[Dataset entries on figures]
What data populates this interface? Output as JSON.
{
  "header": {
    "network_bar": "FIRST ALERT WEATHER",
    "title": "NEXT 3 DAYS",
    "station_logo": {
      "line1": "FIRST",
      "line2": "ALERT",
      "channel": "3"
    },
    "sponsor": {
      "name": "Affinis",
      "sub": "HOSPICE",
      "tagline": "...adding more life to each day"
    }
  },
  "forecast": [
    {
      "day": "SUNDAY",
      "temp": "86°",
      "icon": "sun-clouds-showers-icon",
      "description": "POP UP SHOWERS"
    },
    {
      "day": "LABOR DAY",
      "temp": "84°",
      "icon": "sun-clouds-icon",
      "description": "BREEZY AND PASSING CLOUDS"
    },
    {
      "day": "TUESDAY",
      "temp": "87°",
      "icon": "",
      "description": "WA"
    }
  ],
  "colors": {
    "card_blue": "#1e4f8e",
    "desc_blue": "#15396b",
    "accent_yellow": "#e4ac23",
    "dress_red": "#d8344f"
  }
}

TASK STATEMENT » Repeat every entry word for word.

REPLY TO THE EXERCISE »
What data populates this interface? Output as JSON.
{
  "header": {
    "network_bar": "FIRST ALERT WEATHER",
    "title": "NEXT 3 DAYS",
    "station_logo": {
      "line1": "FIRST",
      "line2": "ALERT",
      "channel": "3"
    },
    "sponsor": {
      "name": "Affinis",
      "sub": "HOSPICE",
      "tagline": "...adding more life to each day"
    }
  },
  "forecast": [
    {
      "day": "SUNDAY",
      "temp": "86°",
      "icon": "sun-clouds-showers-icon",
      "description": "POP UP SHOWERS"
    },
    {
      "day": "LABOR DAY",
      "temp": "84°",
      "icon": "sun-clouds-icon",
      "description": "BREEZY AND PASSING CLOUDS"
    },
    {
      "day": "TUESDAY",
      "temp": "87°",
      "icon": "",
      "description": "WA"
    }
  ],
  "colors": {
    "card_blue": "#1e4f8e",
    "desc_blue": "#15396b",
    "accent_yellow": "#e4ac23",
    "dress_red": "#d8344f"
  }
}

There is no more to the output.